Count how many lines hold the string "this". Answer with that number and nothing more.

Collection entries
========================

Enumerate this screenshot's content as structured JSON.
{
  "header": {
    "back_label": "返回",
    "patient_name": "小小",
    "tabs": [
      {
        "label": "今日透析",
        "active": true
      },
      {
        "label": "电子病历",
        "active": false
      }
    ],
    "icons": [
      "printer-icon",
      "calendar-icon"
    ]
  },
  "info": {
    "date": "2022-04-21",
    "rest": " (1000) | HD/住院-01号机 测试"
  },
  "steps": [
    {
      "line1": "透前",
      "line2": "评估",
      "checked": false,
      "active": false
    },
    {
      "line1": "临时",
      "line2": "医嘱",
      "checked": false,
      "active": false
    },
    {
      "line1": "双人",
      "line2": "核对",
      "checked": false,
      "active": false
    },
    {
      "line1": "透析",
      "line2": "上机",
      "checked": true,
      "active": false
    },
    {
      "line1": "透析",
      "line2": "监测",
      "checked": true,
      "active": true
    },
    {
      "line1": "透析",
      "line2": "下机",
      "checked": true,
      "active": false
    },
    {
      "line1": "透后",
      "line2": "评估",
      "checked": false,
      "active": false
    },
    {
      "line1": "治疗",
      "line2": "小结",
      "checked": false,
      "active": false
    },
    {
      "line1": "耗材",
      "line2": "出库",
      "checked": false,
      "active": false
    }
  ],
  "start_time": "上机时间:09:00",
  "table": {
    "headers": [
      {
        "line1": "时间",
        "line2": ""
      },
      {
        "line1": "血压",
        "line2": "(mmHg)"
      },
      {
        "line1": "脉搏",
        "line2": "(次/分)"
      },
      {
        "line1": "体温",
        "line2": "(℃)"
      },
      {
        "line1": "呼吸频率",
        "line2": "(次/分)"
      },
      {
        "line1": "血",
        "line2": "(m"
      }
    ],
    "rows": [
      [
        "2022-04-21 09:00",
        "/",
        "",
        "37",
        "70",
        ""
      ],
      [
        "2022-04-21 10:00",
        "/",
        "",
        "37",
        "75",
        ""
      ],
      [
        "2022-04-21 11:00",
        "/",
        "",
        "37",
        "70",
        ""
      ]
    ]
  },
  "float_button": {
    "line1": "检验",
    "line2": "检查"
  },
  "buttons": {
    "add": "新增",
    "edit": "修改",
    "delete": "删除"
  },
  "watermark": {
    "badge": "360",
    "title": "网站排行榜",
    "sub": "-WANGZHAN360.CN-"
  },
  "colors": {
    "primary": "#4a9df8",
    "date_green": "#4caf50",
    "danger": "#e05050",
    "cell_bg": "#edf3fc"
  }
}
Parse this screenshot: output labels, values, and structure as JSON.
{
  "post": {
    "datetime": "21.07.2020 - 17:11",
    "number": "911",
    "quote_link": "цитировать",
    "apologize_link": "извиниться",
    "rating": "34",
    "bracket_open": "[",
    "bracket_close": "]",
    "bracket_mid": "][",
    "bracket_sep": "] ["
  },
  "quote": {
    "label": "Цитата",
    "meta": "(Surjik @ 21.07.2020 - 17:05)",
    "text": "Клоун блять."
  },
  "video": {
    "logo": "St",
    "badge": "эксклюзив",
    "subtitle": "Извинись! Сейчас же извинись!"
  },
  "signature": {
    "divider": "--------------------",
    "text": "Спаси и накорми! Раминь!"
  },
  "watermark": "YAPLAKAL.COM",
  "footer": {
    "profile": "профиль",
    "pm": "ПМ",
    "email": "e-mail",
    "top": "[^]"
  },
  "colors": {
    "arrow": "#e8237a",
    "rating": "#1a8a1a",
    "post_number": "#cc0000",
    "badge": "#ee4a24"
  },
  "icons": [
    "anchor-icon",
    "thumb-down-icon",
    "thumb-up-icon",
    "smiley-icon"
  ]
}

========================

__Answer below__
2